Task objective -
Go through the entries below and copy each line containing the word "Fahrzeug".

[START OF Provided information]

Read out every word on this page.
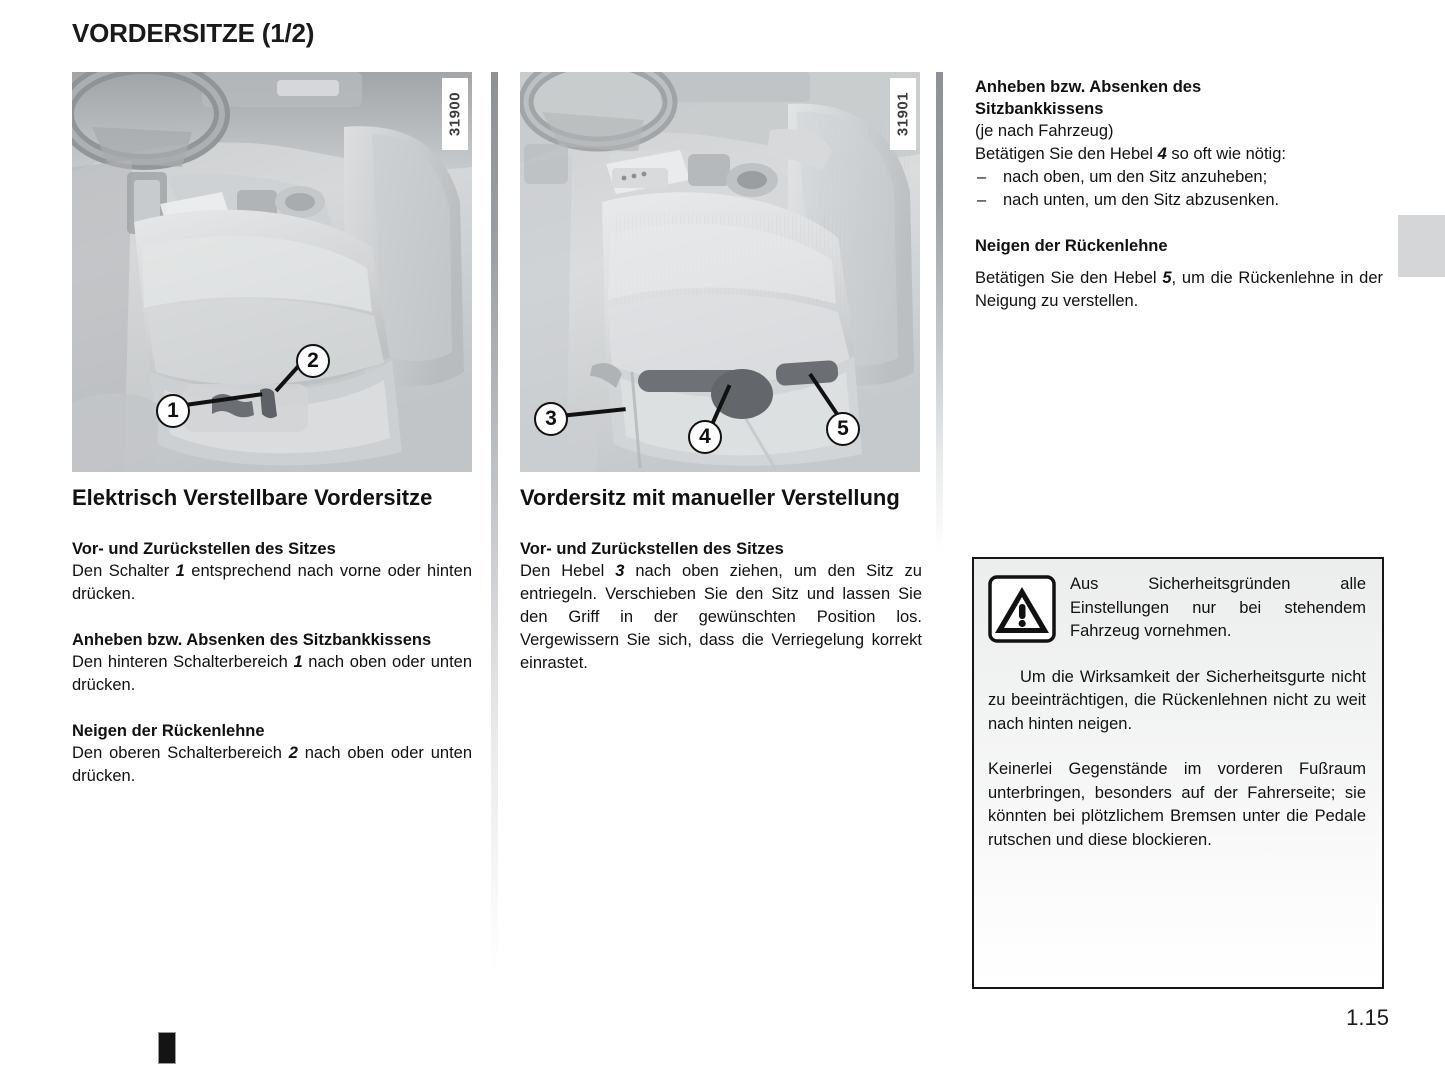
VORDERSITZE (1/2)
1
2
31900
3
4	5
31901
Elektrisch Verstellbare Vordersitze
Vor- und Zurückstellen des Sitzes

Den Schalter 1 entsprechend nach vorne oder hinten drücken.

Anheben bzw. Absenken des Sitzbankkissens

Den hinteren Schalterbereich 1 nach oben oder unten drücken.

Neigen der Rückenlehne

Den oberen Schalterbereich 2 nach oben oder unten drücken.

Vordersitz mit manueller Verstellung
Vor- und Zurückstellen des Sitzes

Den Hebel 3 nach oben ziehen, um den Sitz zu entriegeln. Verschieben Sie den Sitz und lassen Sie den Griff in der gewünschten Position los. Vergewissern Sie sich, dass die Verriegelung korrekt einrastet.

Anheben bzw. Absenken des
Sitzbankkissens

(je nach Fahrzeug)

Betätigen Sie den Hebel 4 so oft wie nötig:

– nach oben, um den Sitz anzuheben;
– nach unten, um den Sitz abzusenken.
Neigen der Rückenlehne

Betätigen Sie den Hebel 5, um die Rückenlehne in der Neigung zu verstellen.

Aus Sicherheitsgründen alle Einstellungen nur bei stehendem Fahrzeug vornehmen.

Um die Wirksamkeit der Sicherheitsgurte nicht zu beeinträchtigen, die Rückenlehnen nicht zu weit nach hinten neigen.

Keinerlei Gegenstände im vorderen Fußraum unterbringen, besonders auf der Fahrerseite; sie könnten bei plötzlichem Bremsen unter die Pedale rutschen und diese blockieren.

1.15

[END OF Provided information]

Result of this exercise -
(je nach Fahrzeug)
Aus Sicherheitsgründen alle Einstellungen nur bei stehendem Fahrzeug vornehmen.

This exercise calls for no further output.